# [WHAT YOU HAVE TO DO]
Every entry needs to be reproduced exactly.

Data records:

^^^^

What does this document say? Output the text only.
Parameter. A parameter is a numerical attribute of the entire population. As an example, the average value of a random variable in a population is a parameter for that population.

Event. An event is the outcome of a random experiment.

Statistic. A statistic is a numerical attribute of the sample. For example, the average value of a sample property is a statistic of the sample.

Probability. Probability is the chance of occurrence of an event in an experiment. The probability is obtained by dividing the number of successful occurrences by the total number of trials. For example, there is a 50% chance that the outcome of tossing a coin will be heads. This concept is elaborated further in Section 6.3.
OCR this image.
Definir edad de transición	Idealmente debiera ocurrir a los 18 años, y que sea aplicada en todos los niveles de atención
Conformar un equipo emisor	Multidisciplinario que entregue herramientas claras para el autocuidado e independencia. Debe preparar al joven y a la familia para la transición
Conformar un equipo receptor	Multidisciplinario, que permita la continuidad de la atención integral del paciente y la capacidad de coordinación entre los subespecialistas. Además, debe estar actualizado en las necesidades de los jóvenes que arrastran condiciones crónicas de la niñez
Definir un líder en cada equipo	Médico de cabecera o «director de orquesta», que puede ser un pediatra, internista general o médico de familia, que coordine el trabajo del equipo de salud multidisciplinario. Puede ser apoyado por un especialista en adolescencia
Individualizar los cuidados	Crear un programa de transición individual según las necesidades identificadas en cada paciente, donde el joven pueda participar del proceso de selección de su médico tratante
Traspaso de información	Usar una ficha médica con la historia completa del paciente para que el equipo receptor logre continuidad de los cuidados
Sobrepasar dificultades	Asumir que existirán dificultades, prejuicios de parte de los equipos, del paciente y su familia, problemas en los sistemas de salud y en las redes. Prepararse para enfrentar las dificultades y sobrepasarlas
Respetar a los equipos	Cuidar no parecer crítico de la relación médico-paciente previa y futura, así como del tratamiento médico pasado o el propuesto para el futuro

^^^^

# [REPLY TO THE TASK]
What does this document say? Output the text only.
Parameter. A parameter is a numerical attribute of the entire population. As an example, the average value of a random variable in a population is a parameter for that population.

Event. An event is the outcome of a random experiment.

Statistic. A statistic is a numerical attribute of the sample. For example, the average value of a sample property is a statistic of the sample.

Probability. Probability is the chance of occurrence of an event in an experiment. The probability is obtained by dividing the number of successful occurrences by the total number of trials. For example, there is a 50% chance that the outcome of tossing a coin will be heads. This concept is elaborated further in Section 6.3.
OCR this image.
Definir edad de transición	Idealmente debiera ocurrir a los 18 años, y que sea aplicada en todos los niveles de atención
Conformar un equipo emisor	Multidisciplinario que entregue herramientas claras para el autocuidado e independencia. Debe preparar al joven y a la familia para la transición
Conformar un equipo receptor	Multidisciplinario, que permita la continuidad de la atención integral del paciente y la capacidad de coordinación entre los subespecialistas. Además, debe estar actualizado en las necesidades de los jóvenes que arrastran condiciones crónicas de la niñez
Definir un líder en cada equipo	Médico de cabecera o «director de orquesta», que puede ser un pediatra, internista general o médico de familia, que coordine el trabajo del equipo de salud multidisciplinario. Puede ser apoyado por un especialista en adolescencia
Individualizar los cuidados	Crear un programa de transición individual según las necesidades identificadas en cada paciente, donde el joven pueda participar del proceso de selección de su médico tratante
Traspaso de información	Usar una ficha médica con la historia completa del paciente para que el equipo receptor logre continuidad de los cuidados
Sobrepasar dificultades	Asumir que existirán dificultades, prejuicios de parte de los equipos, del paciente y su familia, problemas en los sistemas de salud y en las redes. Prepararse para enfrentar las dificultades y sobrepasarlas
Respetar a los equipos	Cuidar no parecer crítico de la relación médico-paciente previa y futura, así como del tratamiento médico pasado o el propuesto para el futuro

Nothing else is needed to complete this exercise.